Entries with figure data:
-.-.-
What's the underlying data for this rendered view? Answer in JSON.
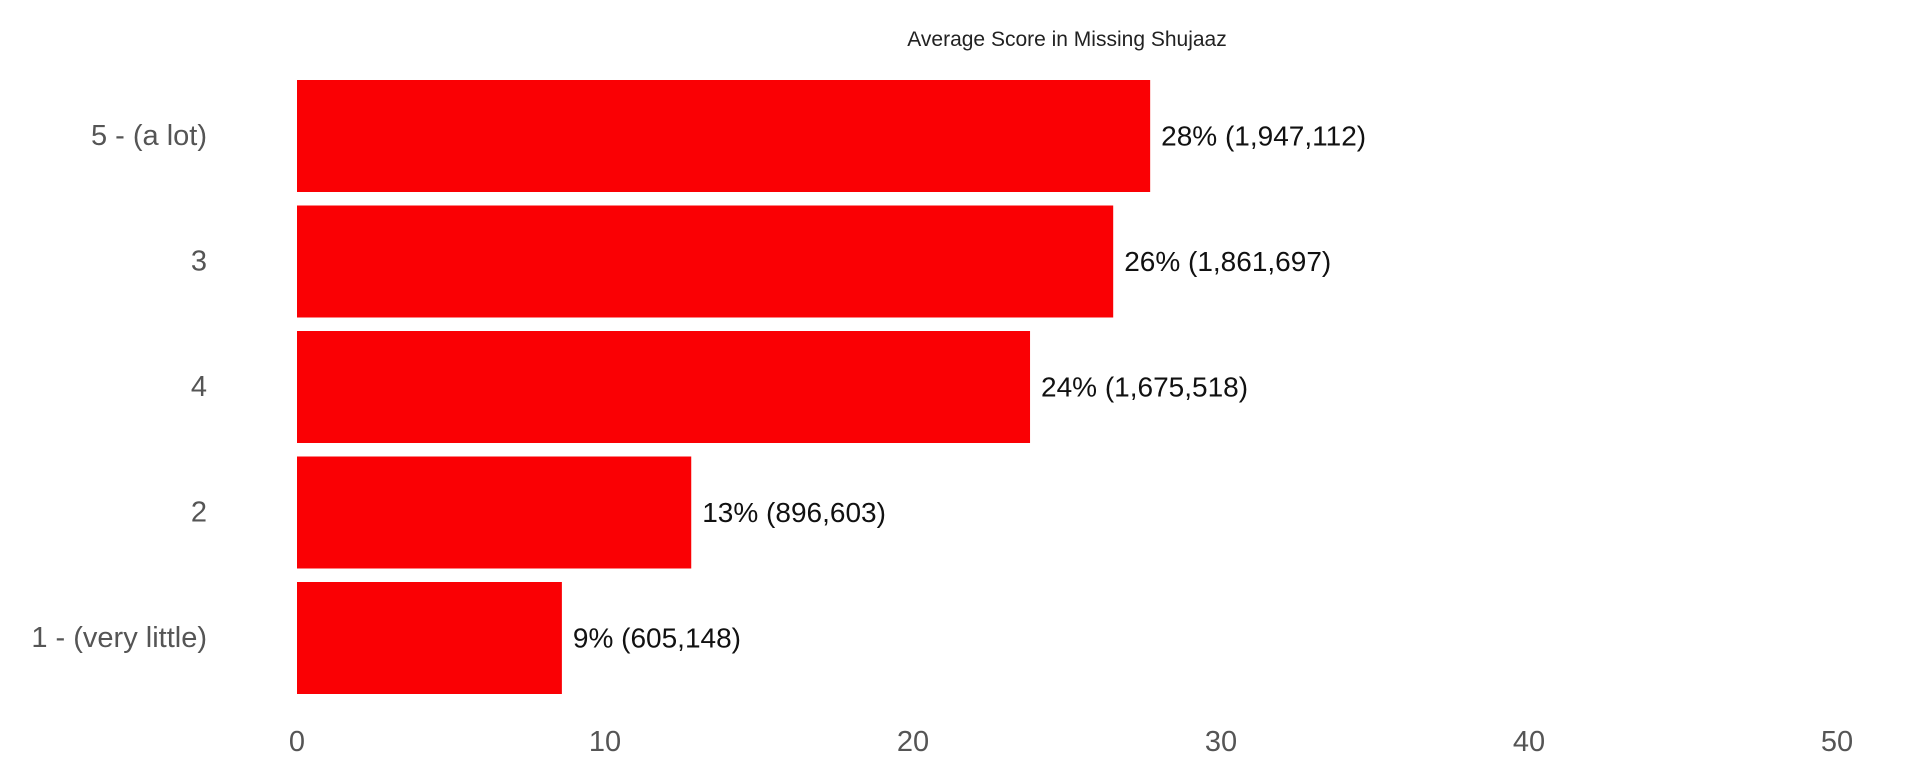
{
  "chart_data": {
    "type": "bar",
    "orientation": "horizontal",
    "title": "Average Score in Missing Shujaaz",
    "xlabel": "",
    "ylabel": "",
    "xlim": [
      0,
      50
    ],
    "x_ticks": [
      "0",
      "10",
      "20",
      "30",
      "40",
      "50"
    ],
    "grid": false,
    "legend": "none",
    "bar_color": "#fa0004",
    "categories": [
      "5 -  (a lot)",
      "3",
      "4",
      "2",
      "1 - (very little)"
    ],
    "values": [
      27.7,
      26.5,
      23.8,
      12.8,
      8.6
    ],
    "data_labels": [
      "28% (1,947,112)",
      "26% (1,861,697)",
      "24% (1,675,518)",
      "13% (896,603)",
      "9% (605,148)"
    ]
  }
}
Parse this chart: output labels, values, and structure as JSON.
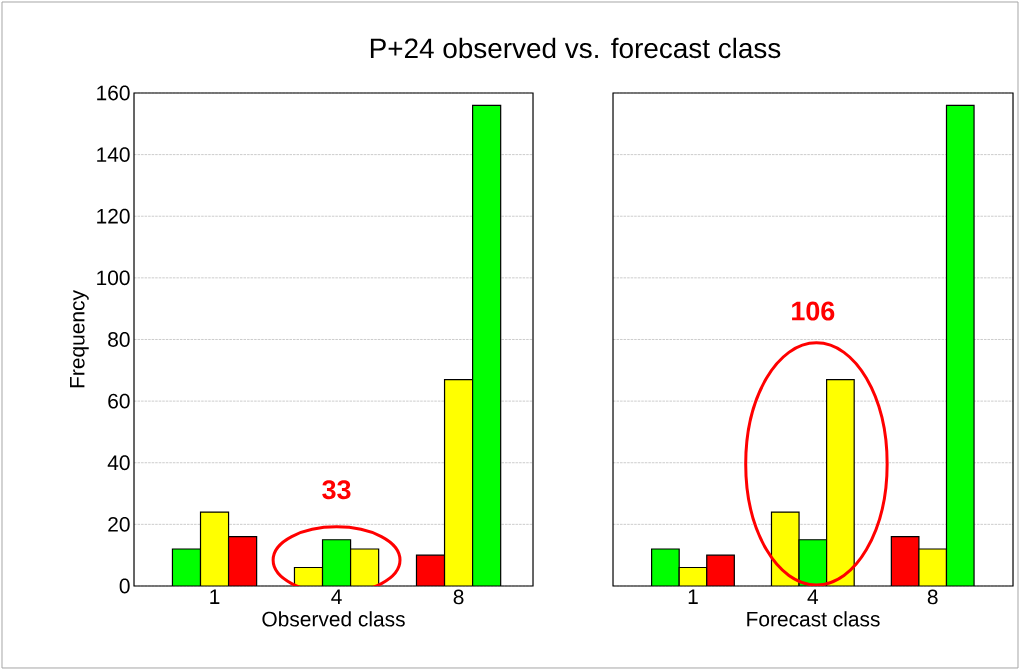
-.-.-
Instruction
Above are the records; reproduce them exactly and leave out the pictures.

Solution
What's the underlying data for this rendered view? Answer in JSON.
{
  "chart_data": {
    "type": "bar",
    "orientation": "horizontal",
    "title": "Average Score in Missing Shujaaz",
    "xlabel": "",
    "ylabel": "",
    "xlim": [
      0,
      50
    ],
    "x_ticks": [
      "0",
      "10",
      "20",
      "30",
      "40",
      "50"
    ],
    "grid": false,
    "legend": "none",
    "bar_color": "#fa0004",
    "categories": [
      "5 -  (a lot)",
      "3",
      "4",
      "2",
      "1 - (very little)"
    ],
    "values": [
      27.7,
      26.5,
      23.8,
      12.8,
      8.6
    ],
    "data_labels": [
      "28% (1,947,112)",
      "26% (1,861,697)",
      "24% (1,675,518)",
      "13% (896,603)",
      "9% (605,148)"
    ]
  }
}
Parse this chart: output labels, values, and structure as JSON.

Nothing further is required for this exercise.